- [To be done] Reproduce the listing from its start through the line containing "y-tick-label: 0.95 xyxy=(31,153,58,169)", renaming every "legend-label" to "legend-text" and leaving all else unchanged.

- - - - -

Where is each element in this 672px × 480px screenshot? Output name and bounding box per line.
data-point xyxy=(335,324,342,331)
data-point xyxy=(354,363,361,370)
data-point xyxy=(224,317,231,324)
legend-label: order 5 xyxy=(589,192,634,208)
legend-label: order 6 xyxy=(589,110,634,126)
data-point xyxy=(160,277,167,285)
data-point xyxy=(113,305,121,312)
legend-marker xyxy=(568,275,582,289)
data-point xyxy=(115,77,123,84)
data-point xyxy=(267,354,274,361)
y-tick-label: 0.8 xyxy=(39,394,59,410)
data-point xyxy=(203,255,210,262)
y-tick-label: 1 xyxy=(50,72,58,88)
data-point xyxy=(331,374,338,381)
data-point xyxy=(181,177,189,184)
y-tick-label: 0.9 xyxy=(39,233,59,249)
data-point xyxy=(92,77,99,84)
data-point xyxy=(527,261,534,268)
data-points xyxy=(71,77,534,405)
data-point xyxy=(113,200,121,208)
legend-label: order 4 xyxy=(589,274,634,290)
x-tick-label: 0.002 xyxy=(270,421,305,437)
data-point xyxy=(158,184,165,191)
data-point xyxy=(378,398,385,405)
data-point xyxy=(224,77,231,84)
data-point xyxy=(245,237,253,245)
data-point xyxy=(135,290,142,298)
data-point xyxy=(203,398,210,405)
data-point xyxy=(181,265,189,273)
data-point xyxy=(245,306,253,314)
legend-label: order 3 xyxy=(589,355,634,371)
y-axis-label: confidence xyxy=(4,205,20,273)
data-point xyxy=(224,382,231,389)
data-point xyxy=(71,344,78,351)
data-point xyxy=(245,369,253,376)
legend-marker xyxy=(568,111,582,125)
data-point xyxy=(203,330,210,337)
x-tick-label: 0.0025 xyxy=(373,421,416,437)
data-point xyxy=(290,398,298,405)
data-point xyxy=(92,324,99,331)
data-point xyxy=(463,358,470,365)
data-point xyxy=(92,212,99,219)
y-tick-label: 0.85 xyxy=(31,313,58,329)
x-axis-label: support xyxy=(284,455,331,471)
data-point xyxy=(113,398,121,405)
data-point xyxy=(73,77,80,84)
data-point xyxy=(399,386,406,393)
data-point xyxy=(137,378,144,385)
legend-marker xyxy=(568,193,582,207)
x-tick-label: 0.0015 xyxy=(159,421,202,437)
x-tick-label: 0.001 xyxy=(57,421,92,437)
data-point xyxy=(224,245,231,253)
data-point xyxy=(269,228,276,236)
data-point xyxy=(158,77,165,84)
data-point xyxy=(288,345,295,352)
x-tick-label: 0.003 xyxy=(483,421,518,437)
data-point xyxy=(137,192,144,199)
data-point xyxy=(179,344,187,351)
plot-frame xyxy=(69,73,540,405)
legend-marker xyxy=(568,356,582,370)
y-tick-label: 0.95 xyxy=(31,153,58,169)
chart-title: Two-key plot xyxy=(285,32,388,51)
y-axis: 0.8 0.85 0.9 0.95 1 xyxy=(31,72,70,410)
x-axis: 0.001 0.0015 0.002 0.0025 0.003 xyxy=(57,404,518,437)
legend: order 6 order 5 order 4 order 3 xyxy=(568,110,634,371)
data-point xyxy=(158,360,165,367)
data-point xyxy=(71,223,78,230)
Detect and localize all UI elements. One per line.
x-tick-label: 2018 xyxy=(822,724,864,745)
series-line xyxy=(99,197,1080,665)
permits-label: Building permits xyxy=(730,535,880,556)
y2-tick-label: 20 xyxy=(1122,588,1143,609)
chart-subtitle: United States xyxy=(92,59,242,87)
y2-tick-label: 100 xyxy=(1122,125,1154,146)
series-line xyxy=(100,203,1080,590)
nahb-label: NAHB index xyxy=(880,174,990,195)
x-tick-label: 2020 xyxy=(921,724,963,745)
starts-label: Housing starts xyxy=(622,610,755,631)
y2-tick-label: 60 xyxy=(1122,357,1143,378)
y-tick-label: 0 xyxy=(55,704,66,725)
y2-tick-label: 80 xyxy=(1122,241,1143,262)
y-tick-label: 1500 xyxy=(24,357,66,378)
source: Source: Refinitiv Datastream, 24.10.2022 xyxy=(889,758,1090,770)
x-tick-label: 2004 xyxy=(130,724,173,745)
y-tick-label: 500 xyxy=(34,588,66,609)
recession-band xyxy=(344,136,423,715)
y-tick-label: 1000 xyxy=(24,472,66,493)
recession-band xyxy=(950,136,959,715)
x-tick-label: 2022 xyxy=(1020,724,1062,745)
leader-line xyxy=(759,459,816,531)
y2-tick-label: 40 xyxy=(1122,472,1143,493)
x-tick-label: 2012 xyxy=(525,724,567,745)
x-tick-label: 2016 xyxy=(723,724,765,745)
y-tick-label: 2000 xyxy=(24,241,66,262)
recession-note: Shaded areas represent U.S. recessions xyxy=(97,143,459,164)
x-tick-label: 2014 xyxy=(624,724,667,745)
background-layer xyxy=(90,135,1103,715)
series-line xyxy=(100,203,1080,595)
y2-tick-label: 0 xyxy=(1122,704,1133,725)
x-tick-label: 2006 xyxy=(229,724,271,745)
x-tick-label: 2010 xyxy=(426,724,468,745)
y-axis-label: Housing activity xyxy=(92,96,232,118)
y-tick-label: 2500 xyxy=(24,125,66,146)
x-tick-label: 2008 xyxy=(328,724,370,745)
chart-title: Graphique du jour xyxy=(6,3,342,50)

- - - - -

- [Task output]
Where is each element in this 672px × 480px screenshot? Output name and bounding box per line.
data-point xyxy=(335,324,342,331)
data-point xyxy=(354,363,361,370)
data-point xyxy=(224,317,231,324)
legend-text: order 5 xyxy=(589,192,634,208)
legend-text: order 6 xyxy=(589,110,634,126)
data-point xyxy=(160,277,167,285)
data-point xyxy=(113,305,121,312)
legend-marker xyxy=(568,275,582,289)
data-point xyxy=(115,77,123,84)
data-point xyxy=(267,354,274,361)
y-tick-label: 0.8 xyxy=(39,394,59,410)
data-point xyxy=(203,255,210,262)
y-tick-label: 1 xyxy=(50,72,58,88)
data-point xyxy=(331,374,338,381)
data-point xyxy=(181,177,189,184)
y-tick-label: 0.9 xyxy=(39,233,59,249)
data-point xyxy=(92,77,99,84)
data-point xyxy=(527,261,534,268)
data-points xyxy=(71,77,534,405)
data-point xyxy=(113,200,121,208)
legend-text: order 4 xyxy=(589,274,634,290)
x-tick-label: 0.002 xyxy=(270,421,305,437)
data-point xyxy=(158,184,165,191)
data-point xyxy=(378,398,385,405)
data-point xyxy=(224,77,231,84)
data-point xyxy=(245,237,253,245)
data-point xyxy=(135,290,142,298)
data-point xyxy=(203,398,210,405)
data-point xyxy=(181,265,189,273)
data-point xyxy=(245,306,253,314)
legend-text: order 3 xyxy=(589,355,634,371)
y-axis-label: confidence xyxy=(4,205,20,273)
data-point xyxy=(224,382,231,389)
data-point xyxy=(71,344,78,351)
data-point xyxy=(245,369,253,376)
legend-marker xyxy=(568,111,582,125)
data-point xyxy=(203,330,210,337)
x-tick-label: 0.0025 xyxy=(373,421,416,437)
data-point xyxy=(290,398,298,405)
data-point xyxy=(92,324,99,331)
data-point xyxy=(463,358,470,365)
data-point xyxy=(92,212,99,219)
y-tick-label: 0.85 xyxy=(31,313,58,329)
x-axis-label: support xyxy=(284,455,331,471)
data-point xyxy=(113,398,121,405)
data-point xyxy=(73,77,80,84)
data-point xyxy=(399,386,406,393)
data-point xyxy=(137,378,144,385)
legend-marker xyxy=(568,193,582,207)
x-tick-label: 0.0015 xyxy=(159,421,202,437)
x-tick-label: 0.001 xyxy=(57,421,92,437)
data-point xyxy=(224,245,231,253)
data-point xyxy=(269,228,276,236)
data-point xyxy=(158,77,165,84)
data-point xyxy=(288,345,295,352)
x-tick-label: 0.003 xyxy=(483,421,518,437)
data-point xyxy=(137,192,144,199)
data-point xyxy=(179,344,187,351)
plot-frame xyxy=(69,73,540,405)
legend-marker xyxy=(568,356,582,370)
y-tick-label: 0.95 xyxy=(31,153,58,169)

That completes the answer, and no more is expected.